[Start]

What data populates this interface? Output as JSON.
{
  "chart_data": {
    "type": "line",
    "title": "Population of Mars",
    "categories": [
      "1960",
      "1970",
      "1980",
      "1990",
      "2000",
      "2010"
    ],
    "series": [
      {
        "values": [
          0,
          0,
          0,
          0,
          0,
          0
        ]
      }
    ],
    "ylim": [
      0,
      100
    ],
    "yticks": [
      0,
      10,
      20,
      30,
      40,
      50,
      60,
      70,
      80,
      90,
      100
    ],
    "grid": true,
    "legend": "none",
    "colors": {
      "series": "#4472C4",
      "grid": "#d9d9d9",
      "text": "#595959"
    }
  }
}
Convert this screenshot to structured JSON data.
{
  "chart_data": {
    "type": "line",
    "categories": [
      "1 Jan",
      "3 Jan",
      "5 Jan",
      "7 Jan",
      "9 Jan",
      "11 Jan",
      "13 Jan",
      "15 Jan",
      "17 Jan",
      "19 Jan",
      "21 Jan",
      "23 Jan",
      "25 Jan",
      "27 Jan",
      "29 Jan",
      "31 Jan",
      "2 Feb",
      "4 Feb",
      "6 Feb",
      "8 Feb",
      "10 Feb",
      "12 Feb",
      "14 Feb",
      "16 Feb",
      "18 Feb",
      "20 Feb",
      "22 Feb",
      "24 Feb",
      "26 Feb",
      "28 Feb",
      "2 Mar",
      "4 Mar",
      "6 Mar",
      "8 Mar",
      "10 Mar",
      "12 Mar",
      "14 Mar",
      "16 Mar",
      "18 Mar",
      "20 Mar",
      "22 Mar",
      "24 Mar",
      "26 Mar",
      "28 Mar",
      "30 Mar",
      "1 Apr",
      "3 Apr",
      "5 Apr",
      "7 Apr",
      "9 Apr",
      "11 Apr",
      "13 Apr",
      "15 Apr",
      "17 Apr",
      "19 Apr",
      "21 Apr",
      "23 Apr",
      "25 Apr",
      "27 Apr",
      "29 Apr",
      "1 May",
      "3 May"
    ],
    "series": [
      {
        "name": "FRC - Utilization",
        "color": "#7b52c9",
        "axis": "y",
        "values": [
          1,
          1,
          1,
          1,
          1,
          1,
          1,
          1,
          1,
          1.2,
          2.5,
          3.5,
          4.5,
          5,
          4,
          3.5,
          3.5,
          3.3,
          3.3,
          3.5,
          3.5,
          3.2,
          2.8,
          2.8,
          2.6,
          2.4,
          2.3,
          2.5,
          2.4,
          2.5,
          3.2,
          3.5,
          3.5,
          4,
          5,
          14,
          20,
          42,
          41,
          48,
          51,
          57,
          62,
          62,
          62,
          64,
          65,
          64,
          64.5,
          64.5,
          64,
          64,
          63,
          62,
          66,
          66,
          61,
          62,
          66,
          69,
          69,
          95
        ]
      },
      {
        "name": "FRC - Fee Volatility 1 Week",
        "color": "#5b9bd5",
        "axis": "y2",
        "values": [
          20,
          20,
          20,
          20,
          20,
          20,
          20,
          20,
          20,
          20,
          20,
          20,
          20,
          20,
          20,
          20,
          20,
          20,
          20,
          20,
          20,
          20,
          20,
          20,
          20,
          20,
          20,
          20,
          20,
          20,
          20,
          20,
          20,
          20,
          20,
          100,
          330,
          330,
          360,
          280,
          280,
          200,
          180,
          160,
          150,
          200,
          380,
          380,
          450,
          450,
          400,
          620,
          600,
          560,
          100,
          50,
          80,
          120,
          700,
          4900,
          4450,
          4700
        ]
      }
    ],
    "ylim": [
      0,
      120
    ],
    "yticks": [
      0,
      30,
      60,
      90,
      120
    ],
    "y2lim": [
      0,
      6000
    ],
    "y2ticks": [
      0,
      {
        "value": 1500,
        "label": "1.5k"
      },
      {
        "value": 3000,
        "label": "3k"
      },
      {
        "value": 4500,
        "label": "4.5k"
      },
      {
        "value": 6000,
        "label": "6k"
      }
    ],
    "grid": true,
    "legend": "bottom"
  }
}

[End]

Exercise goal>
Go through the data above and find the lines with the word "name". Copy each of those lines.

Task response>
        "name": "FRC - Utilization",
        "name": "FRC - Fee Volatility 1 Week",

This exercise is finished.